■ Source material ■
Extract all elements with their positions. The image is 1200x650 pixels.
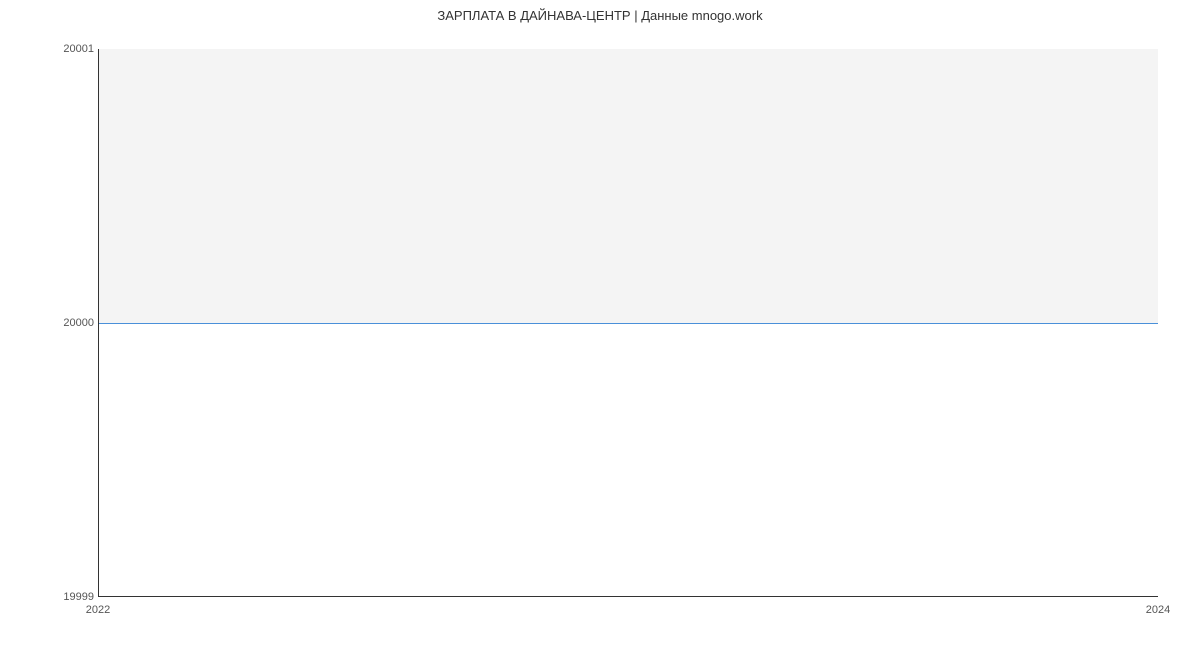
y-tick-label: 20001 <box>34 43 94 55</box>
chart-container: ЗАРПЛАТА В ДАЙНАВА-ЦЕНТР | Данные mnogo.… <box>0 0 1200 650</box>
plot-area <box>98 49 1158 597</box>
area-fill <box>99 49 1158 323</box>
y-tick-label: 20000 <box>34 317 94 329</box>
x-tick-label: 2024 <box>1146 604 1170 616</box>
data-line <box>99 323 1158 324</box>
x-tick-label: 2022 <box>86 604 110 616</box>
y-tick-label: 19999 <box>34 591 94 603</box>
chart-title: ЗАРПЛАТА В ДАЙНАВА-ЦЕНТР | Данные mnogo.… <box>0 8 1200 23</box>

■ Aim ■
Rename "y-tick-label" to "y-axis-label" throughout the listing and write out its lines again, otherwise unchanged, without the picture.

■ The completed task ■
Extract all elements with their positions. The image is 1200x650 pixels.
y-axis-label: 20001 <box>34 43 94 55</box>
chart-container: ЗАРПЛАТА В ДАЙНАВА-ЦЕНТР | Данные mnogo.… <box>0 0 1200 650</box>
plot-area <box>98 49 1158 597</box>
area-fill <box>99 49 1158 323</box>
y-axis-label: 20000 <box>34 317 94 329</box>
x-tick-label: 2024 <box>1146 604 1170 616</box>
data-line <box>99 323 1158 324</box>
x-tick-label: 2022 <box>86 604 110 616</box>
y-axis-label: 19999 <box>34 591 94 603</box>
chart-title: ЗАРПЛАТА В ДАЙНАВА-ЦЕНТР | Данные mnogo.… <box>0 8 1200 23</box>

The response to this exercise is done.